** START OF Given records **
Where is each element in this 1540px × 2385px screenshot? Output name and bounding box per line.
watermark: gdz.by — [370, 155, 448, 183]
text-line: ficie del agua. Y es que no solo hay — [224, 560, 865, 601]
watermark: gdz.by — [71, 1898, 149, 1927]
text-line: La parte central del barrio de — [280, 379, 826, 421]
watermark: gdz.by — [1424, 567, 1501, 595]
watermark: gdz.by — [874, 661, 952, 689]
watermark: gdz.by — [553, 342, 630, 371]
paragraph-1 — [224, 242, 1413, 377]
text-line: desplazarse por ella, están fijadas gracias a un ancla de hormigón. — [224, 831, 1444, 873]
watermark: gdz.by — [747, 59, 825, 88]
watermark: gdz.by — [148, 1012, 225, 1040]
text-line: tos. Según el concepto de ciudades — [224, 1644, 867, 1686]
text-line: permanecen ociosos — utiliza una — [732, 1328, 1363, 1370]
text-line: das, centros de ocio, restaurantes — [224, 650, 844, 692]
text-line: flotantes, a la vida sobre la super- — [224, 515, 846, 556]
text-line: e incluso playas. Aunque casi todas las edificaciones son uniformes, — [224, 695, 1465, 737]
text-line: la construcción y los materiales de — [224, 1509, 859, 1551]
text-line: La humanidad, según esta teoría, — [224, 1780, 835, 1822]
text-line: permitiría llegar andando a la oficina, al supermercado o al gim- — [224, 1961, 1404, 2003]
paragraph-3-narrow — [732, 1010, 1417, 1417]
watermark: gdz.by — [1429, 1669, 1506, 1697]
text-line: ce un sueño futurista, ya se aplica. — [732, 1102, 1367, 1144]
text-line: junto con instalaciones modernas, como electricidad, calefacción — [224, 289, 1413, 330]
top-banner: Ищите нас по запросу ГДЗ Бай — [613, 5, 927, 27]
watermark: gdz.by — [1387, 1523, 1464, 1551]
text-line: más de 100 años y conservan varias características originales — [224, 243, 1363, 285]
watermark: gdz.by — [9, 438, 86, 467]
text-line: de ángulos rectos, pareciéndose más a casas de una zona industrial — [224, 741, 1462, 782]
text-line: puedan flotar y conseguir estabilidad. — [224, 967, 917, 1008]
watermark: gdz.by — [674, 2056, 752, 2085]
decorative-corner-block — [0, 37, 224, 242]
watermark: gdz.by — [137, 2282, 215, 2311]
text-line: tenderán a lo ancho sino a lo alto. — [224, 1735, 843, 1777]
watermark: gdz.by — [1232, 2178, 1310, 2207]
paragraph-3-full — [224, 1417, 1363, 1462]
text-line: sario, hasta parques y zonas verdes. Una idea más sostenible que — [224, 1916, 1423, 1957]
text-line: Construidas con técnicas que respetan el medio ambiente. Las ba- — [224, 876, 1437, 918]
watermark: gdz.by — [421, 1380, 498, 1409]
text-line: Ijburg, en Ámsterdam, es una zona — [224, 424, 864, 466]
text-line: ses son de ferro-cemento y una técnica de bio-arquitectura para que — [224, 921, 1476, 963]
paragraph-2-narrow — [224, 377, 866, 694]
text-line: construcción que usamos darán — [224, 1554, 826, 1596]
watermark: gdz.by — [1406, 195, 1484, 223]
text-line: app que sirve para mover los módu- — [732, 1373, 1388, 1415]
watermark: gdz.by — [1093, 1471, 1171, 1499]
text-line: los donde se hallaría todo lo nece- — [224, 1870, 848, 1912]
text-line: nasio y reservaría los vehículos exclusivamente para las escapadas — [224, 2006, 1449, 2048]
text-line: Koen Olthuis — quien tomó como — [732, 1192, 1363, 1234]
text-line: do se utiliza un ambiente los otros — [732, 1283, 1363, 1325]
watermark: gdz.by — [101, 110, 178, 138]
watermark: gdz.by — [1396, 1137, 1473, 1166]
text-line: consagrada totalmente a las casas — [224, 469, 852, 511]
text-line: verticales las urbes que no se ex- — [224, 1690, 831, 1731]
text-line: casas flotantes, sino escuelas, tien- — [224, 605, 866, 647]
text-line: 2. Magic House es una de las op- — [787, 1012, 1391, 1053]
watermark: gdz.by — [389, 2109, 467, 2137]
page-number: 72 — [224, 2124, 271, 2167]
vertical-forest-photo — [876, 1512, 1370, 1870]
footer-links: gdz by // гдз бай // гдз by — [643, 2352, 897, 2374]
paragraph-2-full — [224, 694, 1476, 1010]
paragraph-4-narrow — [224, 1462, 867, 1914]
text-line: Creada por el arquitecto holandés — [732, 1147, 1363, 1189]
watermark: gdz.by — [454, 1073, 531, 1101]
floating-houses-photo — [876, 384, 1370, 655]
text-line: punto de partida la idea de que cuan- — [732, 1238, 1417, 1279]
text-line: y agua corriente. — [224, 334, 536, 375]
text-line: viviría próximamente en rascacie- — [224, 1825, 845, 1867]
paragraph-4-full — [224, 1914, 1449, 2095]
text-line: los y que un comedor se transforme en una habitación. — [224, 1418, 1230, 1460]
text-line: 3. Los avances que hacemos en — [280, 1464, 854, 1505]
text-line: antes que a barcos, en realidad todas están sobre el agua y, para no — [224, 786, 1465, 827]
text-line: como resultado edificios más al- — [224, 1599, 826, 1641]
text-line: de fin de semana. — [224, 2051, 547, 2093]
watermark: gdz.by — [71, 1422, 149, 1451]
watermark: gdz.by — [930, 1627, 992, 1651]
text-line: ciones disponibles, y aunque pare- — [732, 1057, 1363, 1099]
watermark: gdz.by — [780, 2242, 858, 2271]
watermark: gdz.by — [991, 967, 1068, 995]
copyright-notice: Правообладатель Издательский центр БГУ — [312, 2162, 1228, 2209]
** END OF Given records **
**What is asked**
Pull out each line of the material above that contains the string "ambiente", matching case exactly.

**Reply**
text-line: Construidas con técnicas que respetan el medio ambiente. Las ba- — [224, 876, 1437, 918]
text-line: do se utiliza un ambiente los otros — [732, 1283, 1363, 1325]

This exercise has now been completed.